Task input -
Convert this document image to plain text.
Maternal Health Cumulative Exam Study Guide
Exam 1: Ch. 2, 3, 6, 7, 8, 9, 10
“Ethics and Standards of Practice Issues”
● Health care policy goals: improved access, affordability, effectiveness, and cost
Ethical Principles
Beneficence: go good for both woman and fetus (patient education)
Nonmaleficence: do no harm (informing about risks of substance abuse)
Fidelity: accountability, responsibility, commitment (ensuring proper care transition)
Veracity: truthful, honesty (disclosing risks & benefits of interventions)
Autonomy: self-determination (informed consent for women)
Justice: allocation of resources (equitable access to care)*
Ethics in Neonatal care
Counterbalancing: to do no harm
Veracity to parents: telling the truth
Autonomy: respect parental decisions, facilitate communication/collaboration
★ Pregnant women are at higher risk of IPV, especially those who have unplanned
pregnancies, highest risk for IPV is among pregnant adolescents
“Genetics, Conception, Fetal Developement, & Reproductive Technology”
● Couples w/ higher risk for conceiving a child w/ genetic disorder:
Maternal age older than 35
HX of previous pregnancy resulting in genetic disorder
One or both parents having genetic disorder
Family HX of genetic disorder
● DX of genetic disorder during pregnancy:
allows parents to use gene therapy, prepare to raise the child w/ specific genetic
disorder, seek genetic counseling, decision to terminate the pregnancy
--
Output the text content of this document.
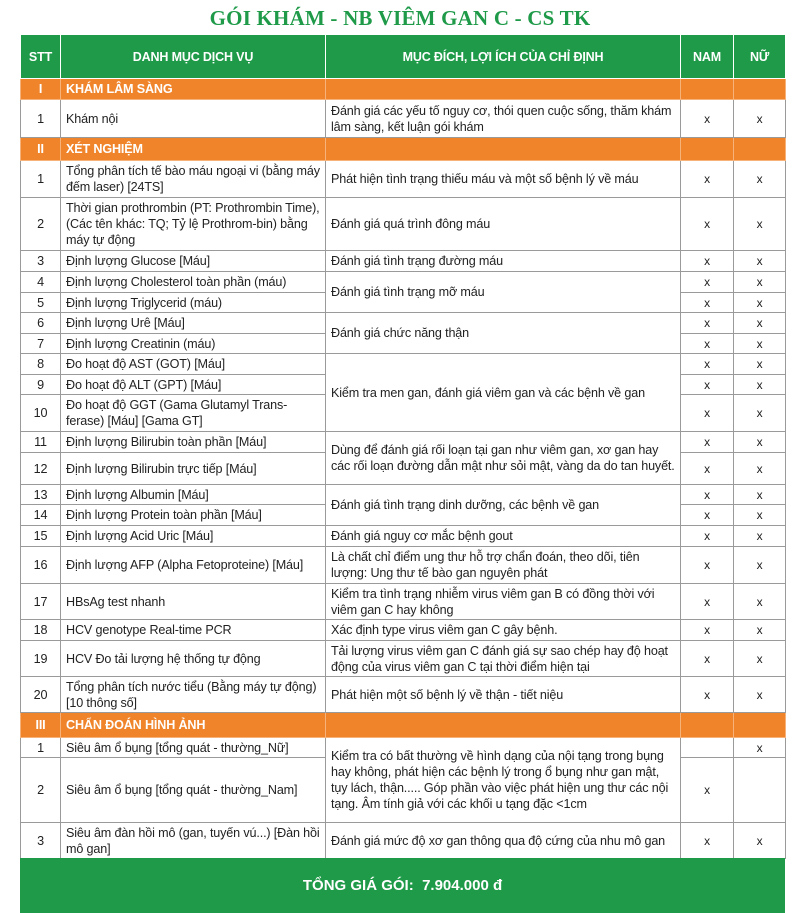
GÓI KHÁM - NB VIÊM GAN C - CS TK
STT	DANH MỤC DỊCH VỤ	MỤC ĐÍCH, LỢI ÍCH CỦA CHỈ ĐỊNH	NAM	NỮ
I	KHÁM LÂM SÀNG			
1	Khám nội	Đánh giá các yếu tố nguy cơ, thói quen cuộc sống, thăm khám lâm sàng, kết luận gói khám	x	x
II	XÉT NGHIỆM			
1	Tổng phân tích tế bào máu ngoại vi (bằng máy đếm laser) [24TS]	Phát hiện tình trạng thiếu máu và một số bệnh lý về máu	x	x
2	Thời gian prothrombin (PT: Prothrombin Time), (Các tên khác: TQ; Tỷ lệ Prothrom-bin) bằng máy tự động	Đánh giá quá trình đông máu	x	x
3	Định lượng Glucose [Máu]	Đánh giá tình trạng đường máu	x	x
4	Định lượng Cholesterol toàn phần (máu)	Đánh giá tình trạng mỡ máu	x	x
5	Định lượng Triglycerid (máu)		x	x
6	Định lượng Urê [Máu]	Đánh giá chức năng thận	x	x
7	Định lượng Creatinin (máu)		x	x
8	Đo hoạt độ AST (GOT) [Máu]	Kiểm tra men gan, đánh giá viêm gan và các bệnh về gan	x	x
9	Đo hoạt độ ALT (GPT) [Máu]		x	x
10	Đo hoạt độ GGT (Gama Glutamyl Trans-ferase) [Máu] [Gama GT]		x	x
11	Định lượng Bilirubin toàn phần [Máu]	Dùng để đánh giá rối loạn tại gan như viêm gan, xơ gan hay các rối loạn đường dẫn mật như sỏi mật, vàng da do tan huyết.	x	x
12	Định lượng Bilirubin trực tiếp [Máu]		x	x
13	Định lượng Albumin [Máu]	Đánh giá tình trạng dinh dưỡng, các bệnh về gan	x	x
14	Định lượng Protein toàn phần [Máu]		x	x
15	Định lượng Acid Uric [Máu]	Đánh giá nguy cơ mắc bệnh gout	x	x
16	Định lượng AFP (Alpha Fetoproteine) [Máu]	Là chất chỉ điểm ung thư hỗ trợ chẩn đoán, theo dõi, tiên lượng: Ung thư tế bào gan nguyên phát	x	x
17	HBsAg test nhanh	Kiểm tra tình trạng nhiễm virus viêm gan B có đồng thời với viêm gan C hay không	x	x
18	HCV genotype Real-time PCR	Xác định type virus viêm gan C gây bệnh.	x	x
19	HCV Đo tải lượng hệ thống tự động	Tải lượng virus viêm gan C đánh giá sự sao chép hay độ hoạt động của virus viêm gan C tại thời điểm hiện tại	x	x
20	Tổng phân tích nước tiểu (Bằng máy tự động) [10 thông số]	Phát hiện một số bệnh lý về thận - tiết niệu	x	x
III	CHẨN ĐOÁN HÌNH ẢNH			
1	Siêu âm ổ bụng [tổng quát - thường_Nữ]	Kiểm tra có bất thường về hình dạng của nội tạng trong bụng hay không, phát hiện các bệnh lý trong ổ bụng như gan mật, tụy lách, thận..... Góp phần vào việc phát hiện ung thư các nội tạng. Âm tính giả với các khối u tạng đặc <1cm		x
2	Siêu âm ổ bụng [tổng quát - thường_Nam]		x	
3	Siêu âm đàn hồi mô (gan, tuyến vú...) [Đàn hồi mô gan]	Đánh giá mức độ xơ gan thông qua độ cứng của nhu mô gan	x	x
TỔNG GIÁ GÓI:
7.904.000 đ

Exercise brief - From the listing above, return every line that contains the word "text".

Problem solution -
Convert this document image to plain text.
Output the text content of this document.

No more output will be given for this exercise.